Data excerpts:
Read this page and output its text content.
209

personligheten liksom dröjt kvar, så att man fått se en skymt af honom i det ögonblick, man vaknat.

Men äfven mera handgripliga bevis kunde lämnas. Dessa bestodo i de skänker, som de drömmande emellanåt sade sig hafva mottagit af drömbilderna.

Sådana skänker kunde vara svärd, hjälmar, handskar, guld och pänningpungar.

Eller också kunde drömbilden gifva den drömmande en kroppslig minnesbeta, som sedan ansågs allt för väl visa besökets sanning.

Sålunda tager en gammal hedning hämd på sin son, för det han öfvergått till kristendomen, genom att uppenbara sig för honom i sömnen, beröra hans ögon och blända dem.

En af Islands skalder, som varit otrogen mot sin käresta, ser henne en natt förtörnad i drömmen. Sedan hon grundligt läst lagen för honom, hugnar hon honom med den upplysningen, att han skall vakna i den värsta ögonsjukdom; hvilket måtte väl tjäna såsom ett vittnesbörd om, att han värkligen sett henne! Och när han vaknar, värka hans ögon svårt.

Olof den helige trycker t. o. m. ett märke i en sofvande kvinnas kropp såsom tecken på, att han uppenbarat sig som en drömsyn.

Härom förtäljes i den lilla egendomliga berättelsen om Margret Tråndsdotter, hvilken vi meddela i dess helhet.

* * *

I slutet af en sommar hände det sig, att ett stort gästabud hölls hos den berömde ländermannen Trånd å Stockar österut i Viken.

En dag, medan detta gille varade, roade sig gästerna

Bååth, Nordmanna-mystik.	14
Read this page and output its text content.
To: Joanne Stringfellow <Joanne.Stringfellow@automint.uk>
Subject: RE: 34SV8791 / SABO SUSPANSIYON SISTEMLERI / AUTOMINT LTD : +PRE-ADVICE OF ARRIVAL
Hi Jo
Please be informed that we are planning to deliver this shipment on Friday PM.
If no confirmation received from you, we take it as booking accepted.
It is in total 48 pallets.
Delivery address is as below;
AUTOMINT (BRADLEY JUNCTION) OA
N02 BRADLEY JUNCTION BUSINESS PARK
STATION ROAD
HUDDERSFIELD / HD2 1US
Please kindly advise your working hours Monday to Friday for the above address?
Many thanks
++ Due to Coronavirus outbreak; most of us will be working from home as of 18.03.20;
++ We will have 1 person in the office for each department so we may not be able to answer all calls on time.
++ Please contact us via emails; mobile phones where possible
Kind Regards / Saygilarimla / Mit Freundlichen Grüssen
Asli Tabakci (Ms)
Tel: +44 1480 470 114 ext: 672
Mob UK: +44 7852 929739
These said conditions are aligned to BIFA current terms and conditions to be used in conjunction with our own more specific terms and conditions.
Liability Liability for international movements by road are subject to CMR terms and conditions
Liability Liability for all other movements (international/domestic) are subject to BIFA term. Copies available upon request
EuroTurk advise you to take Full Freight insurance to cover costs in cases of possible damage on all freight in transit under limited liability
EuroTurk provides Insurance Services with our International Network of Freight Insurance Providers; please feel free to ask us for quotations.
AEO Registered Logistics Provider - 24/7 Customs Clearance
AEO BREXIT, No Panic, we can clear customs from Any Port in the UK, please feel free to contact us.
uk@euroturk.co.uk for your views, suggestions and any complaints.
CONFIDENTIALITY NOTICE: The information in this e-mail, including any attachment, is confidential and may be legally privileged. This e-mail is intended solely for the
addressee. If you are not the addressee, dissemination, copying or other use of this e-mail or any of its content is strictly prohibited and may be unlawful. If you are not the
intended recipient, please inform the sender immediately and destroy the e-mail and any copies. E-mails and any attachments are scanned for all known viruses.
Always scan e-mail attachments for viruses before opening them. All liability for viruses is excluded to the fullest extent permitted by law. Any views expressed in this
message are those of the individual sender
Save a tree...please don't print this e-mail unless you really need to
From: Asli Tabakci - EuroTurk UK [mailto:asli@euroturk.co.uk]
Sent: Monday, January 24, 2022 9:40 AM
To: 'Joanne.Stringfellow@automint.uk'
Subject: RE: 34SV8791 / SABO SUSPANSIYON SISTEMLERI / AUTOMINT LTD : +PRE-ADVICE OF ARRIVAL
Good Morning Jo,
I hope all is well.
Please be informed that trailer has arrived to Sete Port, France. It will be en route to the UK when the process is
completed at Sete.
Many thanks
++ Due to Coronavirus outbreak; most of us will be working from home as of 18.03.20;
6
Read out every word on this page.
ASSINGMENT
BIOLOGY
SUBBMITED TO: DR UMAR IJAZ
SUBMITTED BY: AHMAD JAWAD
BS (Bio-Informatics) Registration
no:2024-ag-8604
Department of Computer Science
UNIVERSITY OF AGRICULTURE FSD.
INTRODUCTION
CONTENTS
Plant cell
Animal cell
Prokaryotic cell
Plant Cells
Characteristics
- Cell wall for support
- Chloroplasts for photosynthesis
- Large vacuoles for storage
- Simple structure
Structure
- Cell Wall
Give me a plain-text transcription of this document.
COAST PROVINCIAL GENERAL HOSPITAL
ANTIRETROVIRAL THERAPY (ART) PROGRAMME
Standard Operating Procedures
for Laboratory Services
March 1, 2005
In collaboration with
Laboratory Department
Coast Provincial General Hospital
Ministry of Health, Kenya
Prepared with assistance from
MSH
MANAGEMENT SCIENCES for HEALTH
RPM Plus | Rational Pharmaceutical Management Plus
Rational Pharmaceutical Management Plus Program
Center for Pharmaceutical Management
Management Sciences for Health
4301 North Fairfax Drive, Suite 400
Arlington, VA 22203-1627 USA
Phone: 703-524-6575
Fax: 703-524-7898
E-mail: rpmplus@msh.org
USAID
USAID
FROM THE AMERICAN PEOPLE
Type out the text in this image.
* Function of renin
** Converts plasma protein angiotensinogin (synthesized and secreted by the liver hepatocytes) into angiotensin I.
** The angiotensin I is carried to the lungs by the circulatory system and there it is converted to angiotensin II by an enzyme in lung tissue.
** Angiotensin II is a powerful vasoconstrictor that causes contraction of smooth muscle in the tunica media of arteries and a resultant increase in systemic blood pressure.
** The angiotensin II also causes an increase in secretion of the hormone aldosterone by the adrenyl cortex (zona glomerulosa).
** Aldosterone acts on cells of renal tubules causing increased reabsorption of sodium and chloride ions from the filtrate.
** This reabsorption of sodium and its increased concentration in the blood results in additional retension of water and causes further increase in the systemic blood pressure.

◆ **Exercise goal**: Once you have read the records above, set every one of them down again exactly.

◆ **Exercise response**:
Read this page and output its text content.
209

personligheten liksom dröjt kvar, så att man fått se en skymt af honom i det ögonblick, man vaknat.

Men äfven mera handgripliga bevis kunde lämnas. Dessa bestodo i de skänker, som de drömmande emellanåt sade sig hafva mottagit af drömbilderna.

Sådana skänker kunde vara svärd, hjälmar, handskar, guld och pänningpungar.

Eller också kunde drömbilden gifva den drömmande en kroppslig minnesbeta, som sedan ansågs allt för väl visa besökets sanning.

Sålunda tager en gammal hedning hämd på sin son, för det han öfvergått till kristendomen, genom att uppenbara sig för honom i sömnen, beröra hans ögon och blända dem.

En af Islands skalder, som varit otrogen mot sin käresta, ser henne en natt förtörnad i drömmen. Sedan hon grundligt läst lagen för honom, hugnar hon honom med den upplysningen, att han skall vakna i den värsta ögonsjukdom; hvilket måtte väl tjäna såsom ett vittnesbörd om, att han värkligen sett henne! Och när han vaknar, värka hans ögon svårt.

Olof den helige trycker t. o. m. ett märke i en sofvande kvinnas kropp såsom tecken på, att han uppenbarat sig som en drömsyn.

Härom förtäljes i den lilla egendomliga berättelsen om Margret Tråndsdotter, hvilken vi meddela i dess helhet.

* * *

I slutet af en sommar hände det sig, att ett stort gästabud hölls hos den berömde ländermannen Trånd å Stockar österut i Viken.

En dag, medan detta gille varade, roade sig gästerna

Bååth, Nordmanna-mystik.	14
Read this page and output its text content.
To: Joanne Stringfellow <Joanne.Stringfellow@automint.uk>
Subject: RE: 34SV8791 / SABO SUSPANSIYON SISTEMLERI / AUTOMINT LTD : +PRE-ADVICE OF ARRIVAL
Hi Jo
Please be informed that we are planning to deliver this shipment on Friday PM.
If no confirmation received from you, we take it as booking accepted.
It is in total 48 pallets.
Delivery address is as below;
AUTOMINT (BRADLEY JUNCTION) OA
N02 BRADLEY JUNCTION BUSINESS PARK
STATION ROAD
HUDDERSFIELD / HD2 1US
Please kindly advise your working hours Monday to Friday for the above address?
Many thanks
++ Due to Coronavirus outbreak; most of us will be working from home as of 18.03.20;
++ We will have 1 person in the office for each department so we may not be able to answer all calls on time.
++ Please contact us via emails; mobile phones where possible
Kind Regards / Saygilarimla / Mit Freundlichen Grüssen
Asli Tabakci (Ms)
Tel: +44 1480 470 114 ext: 672
Mob UK: +44 7852 929739
These said conditions are aligned to BIFA current terms and conditions to be used in conjunction with our own more specific terms and conditions.
Liability Liability for international movements by road are subject to CMR terms and conditions
Liability Liability for all other movements (international/domestic) are subject to BIFA term. Copies available upon request
EuroTurk advise you to take Full Freight insurance to cover costs in cases of possible damage on all freight in transit under limited liability
EuroTurk provides Insurance Services with our International Network of Freight Insurance Providers; please feel free to ask us for quotations.
AEO Registered Logistics Provider - 24/7 Customs Clearance
AEO BREXIT, No Panic, we can clear customs from Any Port in the UK, please feel free to contact us.
uk@euroturk.co.uk for your views, suggestions and any complaints.
CONFIDENTIALITY NOTICE: The information in this e-mail, including any attachment, is confidential and may be legally privileged. This e-mail is intended solely for the
addressee. If you are not the addressee, dissemination, copying or other use of this e-mail or any of its content is strictly prohibited and may be unlawful. If you are not the
intended recipient, please inform the sender immediately and destroy the e-mail and any copies. E-mails and any attachments are scanned for all known viruses.
Always scan e-mail attachments for viruses before opening them. All liability for viruses is excluded to the fullest extent permitted by law. Any views expressed in this
message are those of the individual sender
Save a tree...please don't print this e-mail unless you really need to
From: Asli Tabakci - EuroTurk UK [mailto:asli@euroturk.co.uk]
Sent: Monday, January 24, 2022 9:40 AM
To: 'Joanne.Stringfellow@automint.uk'
Subject: RE: 34SV8791 / SABO SUSPANSIYON SISTEMLERI / AUTOMINT LTD : +PRE-ADVICE OF ARRIVAL
Good Morning Jo,
I hope all is well.
Please be informed that trailer has arrived to Sete Port, France. It will be en route to the UK when the process is
completed at Sete.
Many thanks
++ Due to Coronavirus outbreak; most of us will be working from home as of 18.03.20;
6
Read out every word on this page.
ASSINGMENT
BIOLOGY
SUBBMITED TO: DR UMAR IJAZ
SUBMITTED BY: AHMAD JAWAD
BS (Bio-Informatics) Registration
no:2024-ag-8604
Department of Computer Science
UNIVERSITY OF AGRICULTURE FSD.
INTRODUCTION
CONTENTS
Plant cell
Animal cell
Prokaryotic cell
Plant Cells
Characteristics
- Cell wall for support
- Chloroplasts for photosynthesis
- Large vacuoles for storage
- Simple structure
Structure
- Cell Wall
Give me a plain-text transcription of this document.
COAST PROVINCIAL GENERAL HOSPITAL
ANTIRETROVIRAL THERAPY (ART) PROGRAMME
Standard Operating Procedures
for Laboratory Services
March 1, 2005
In collaboration with
Laboratory Department
Coast Provincial General Hospital
Ministry of Health, Kenya
Prepared with assistance from
MSH
MANAGEMENT SCIENCES for HEALTH
RPM Plus | Rational Pharmaceutical Management Plus
Rational Pharmaceutical Management Plus Program
Center for Pharmaceutical Management
Management Sciences for Health
4301 North Fairfax Drive, Suite 400
Arlington, VA 22203-1627 USA
Phone: 703-524-6575
Fax: 703-524-7898
E-mail: rpmplus@msh.org
USAID
USAID
FROM THE AMERICAN PEOPLE
Type out the text in this image.
* Function of renin
** Converts plasma protein angiotensinogin (synthesized and secreted by the liver hepatocytes) into angiotensin I.
** The angiotensin I is carried to the lungs by the circulatory system and there it is converted to angiotensin II by an enzyme in lung tissue.
** Angiotensin II is a powerful vasoconstrictor that causes contraction of smooth muscle in the tunica media of arteries and a resultant increase in systemic blood pressure.
** The angiotensin II also causes an increase in secretion of the hormone aldosterone by the adrenyl cortex (zona glomerulosa).
** Aldosterone acts on cells of renal tubules causing increased reabsorption of sodium and chloride ions from the filtrate.
** This reabsorption of sodium and its increased concentration in the blood results in additional retension of water and causes further increase in the systemic blood pressure.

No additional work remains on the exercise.